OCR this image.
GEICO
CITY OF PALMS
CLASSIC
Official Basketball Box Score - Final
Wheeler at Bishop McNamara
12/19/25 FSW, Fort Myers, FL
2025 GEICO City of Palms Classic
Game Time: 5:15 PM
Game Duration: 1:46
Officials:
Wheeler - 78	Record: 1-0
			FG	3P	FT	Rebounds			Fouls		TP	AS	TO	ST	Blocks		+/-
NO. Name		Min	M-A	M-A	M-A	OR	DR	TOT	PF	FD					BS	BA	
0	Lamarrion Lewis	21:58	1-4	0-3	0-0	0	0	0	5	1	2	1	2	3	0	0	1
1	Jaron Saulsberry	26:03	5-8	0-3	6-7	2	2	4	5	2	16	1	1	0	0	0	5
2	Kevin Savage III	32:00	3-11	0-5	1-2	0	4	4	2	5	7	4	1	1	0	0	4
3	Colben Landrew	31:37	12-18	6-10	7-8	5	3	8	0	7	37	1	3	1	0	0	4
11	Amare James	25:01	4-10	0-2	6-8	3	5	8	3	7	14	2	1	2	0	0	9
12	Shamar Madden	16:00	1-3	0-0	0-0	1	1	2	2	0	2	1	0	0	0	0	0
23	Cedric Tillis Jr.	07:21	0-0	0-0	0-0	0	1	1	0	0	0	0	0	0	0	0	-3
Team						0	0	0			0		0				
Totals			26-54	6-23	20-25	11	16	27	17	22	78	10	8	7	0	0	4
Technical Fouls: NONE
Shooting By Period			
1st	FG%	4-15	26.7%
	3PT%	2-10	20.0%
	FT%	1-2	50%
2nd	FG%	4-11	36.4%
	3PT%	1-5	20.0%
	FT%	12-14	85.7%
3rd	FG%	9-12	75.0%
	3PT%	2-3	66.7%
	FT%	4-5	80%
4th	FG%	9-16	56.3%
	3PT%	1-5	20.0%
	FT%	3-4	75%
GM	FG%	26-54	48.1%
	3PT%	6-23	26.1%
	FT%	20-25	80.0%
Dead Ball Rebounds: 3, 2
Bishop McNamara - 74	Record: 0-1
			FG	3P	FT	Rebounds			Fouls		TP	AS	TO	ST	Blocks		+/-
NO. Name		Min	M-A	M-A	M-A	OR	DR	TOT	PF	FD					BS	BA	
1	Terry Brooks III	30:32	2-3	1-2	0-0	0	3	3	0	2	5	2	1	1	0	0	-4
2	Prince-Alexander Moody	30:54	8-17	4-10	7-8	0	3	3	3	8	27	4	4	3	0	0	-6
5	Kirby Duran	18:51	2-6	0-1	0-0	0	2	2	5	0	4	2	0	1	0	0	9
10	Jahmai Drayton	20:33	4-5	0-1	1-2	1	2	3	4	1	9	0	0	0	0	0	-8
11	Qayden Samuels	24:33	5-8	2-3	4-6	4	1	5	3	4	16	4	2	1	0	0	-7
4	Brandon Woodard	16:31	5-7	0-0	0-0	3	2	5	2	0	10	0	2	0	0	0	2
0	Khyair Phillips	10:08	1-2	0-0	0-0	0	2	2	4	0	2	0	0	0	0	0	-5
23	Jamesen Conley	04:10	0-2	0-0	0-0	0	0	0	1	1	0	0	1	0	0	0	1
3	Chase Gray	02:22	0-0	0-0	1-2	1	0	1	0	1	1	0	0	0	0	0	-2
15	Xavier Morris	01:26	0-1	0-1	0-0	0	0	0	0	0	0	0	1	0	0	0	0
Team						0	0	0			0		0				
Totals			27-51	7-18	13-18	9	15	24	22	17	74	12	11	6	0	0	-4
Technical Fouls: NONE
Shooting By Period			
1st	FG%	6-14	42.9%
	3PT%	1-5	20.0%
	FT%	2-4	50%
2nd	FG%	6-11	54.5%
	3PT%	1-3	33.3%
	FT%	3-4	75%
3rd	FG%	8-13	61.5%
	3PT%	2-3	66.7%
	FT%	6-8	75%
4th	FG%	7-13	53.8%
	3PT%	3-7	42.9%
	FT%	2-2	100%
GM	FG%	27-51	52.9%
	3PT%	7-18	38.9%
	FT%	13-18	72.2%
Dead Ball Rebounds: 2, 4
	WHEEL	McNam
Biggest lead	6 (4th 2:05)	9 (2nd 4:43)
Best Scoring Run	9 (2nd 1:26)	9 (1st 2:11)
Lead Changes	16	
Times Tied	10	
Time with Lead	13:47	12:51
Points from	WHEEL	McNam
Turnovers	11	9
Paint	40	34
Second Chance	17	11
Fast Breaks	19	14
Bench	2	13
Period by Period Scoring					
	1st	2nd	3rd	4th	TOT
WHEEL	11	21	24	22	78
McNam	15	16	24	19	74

********************

◆ EXERCISE INSTRUCTIONS
Please repeat the material above, word for word and in full.

◆ WORKED ANSWER
OCR this image.
GEICO
CITY OF PALMS
CLASSIC
Official Basketball Box Score - Final
Wheeler at Bishop McNamara
12/19/25 FSW, Fort Myers, FL
2025 GEICO City of Palms Classic
Game Time: 5:15 PM
Game Duration: 1:46
Officials:
Wheeler - 78	Record: 1-0
			FG	3P	FT	Rebounds			Fouls		TP	AS	TO	ST	Blocks		+/-
NO. Name		Min	M-A	M-A	M-A	OR	DR	TOT	PF	FD					BS	BA	
0	Lamarrion Lewis	21:58	1-4	0-3	0-0	0	0	0	5	1	2	1	2	3	0	0	1
1	Jaron Saulsberry	26:03	5-8	0-3	6-7	2	2	4	5	2	16	1	1	0	0	0	5
2	Kevin Savage III	32:00	3-11	0-5	1-2	0	4	4	2	5	7	4	1	1	0	0	4
3	Colben Landrew	31:37	12-18	6-10	7-8	5	3	8	0	7	37	1	3	1	0	0	4
11	Amare James	25:01	4-10	0-2	6-8	3	5	8	3	7	14	2	1	2	0	0	9
12	Shamar Madden	16:00	1-3	0-0	0-0	1	1	2	2	0	2	1	0	0	0	0	0
23	Cedric Tillis Jr.	07:21	0-0	0-0	0-0	0	1	1	0	0	0	0	0	0	0	0	-3
Team						0	0	0			0		0				
Totals			26-54	6-23	20-25	11	16	27	17	22	78	10	8	7	0	0	4
Technical Fouls: NONE
Shooting By Period			
1st	FG%	4-15	26.7%
	3PT%	2-10	20.0%
	FT%	1-2	50%
2nd	FG%	4-11	36.4%
	3PT%	1-5	20.0%
	FT%	12-14	85.7%
3rd	FG%	9-12	75.0%
	3PT%	2-3	66.7%
	FT%	4-5	80%
4th	FG%	9-16	56.3%
	3PT%	1-5	20.0%
	FT%	3-4	75%
GM	FG%	26-54	48.1%
	3PT%	6-23	26.1%
	FT%	20-25	80.0%
Dead Ball Rebounds: 3, 2
Bishop McNamara - 74	Record: 0-1
			FG	3P	FT	Rebounds			Fouls		TP	AS	TO	ST	Blocks		+/-
NO. Name		Min	M-A	M-A	M-A	OR	DR	TOT	PF	FD					BS	BA	
1	Terry Brooks III	30:32	2-3	1-2	0-0	0	3	3	0	2	5	2	1	1	0	0	-4
2	Prince-Alexander Moody	30:54	8-17	4-10	7-8	0	3	3	3	8	27	4	4	3	0	0	-6
5	Kirby Duran	18:51	2-6	0-1	0-0	0	2	2	5	0	4	2	0	1	0	0	9
10	Jahmai Drayton	20:33	4-5	0-1	1-2	1	2	3	4	1	9	0	0	0	0	0	-8
11	Qayden Samuels	24:33	5-8	2-3	4-6	4	1	5	3	4	16	4	2	1	0	0	-7
4	Brandon Woodard	16:31	5-7	0-0	0-0	3	2	5	2	0	10	0	2	0	0	0	2
0	Khyair Phillips	10:08	1-2	0-0	0-0	0	2	2	4	0	2	0	0	0	0	0	-5
23	Jamesen Conley	04:10	0-2	0-0	0-0	0	0	0	1	1	0	0	1	0	0	0	1
3	Chase Gray	02:22	0-0	0-0	1-2	1	0	1	0	1	1	0	0	0	0	0	-2
15	Xavier Morris	01:26	0-1	0-1	0-0	0	0	0	0	0	0	0	1	0	0	0	0
Team						0	0	0			0		0				
Totals			27-51	7-18	13-18	9	15	24	22	17	74	12	11	6	0	0	-4
Technical Fouls: NONE
Shooting By Period			
1st	FG%	6-14	42.9%
	3PT%	1-5	20.0%
	FT%	2-4	50%
2nd	FG%	6-11	54.5%
	3PT%	1-3	33.3%
	FT%	3-4	75%
3rd	FG%	8-13	61.5%
	3PT%	2-3	66.7%
	FT%	6-8	75%
4th	FG%	7-13	53.8%
	3PT%	3-7	42.9%
	FT%	2-2	100%
GM	FG%	27-51	52.9%
	3PT%	7-18	38.9%
	FT%	13-18	72.2%
Dead Ball Rebounds: 2, 4
	WHEEL	McNam
Biggest lead	6 (4th 2:05)	9 (2nd 4:43)
Best Scoring Run	9 (2nd 1:26)	9 (1st 2:11)
Lead Changes	16	
Times Tied	10	
Time with Lead	13:47	12:51
Points from	WHEEL	McNam
Turnovers	11	9
Paint	40	34
Second Chance	17	11
Fast Breaks	19	14
Bench	2	13
Period by Period Scoring					
	1st	2nd	3rd	4th	TOT
WHEEL	11	21	24	22	78
McNam	15	16	24	19	74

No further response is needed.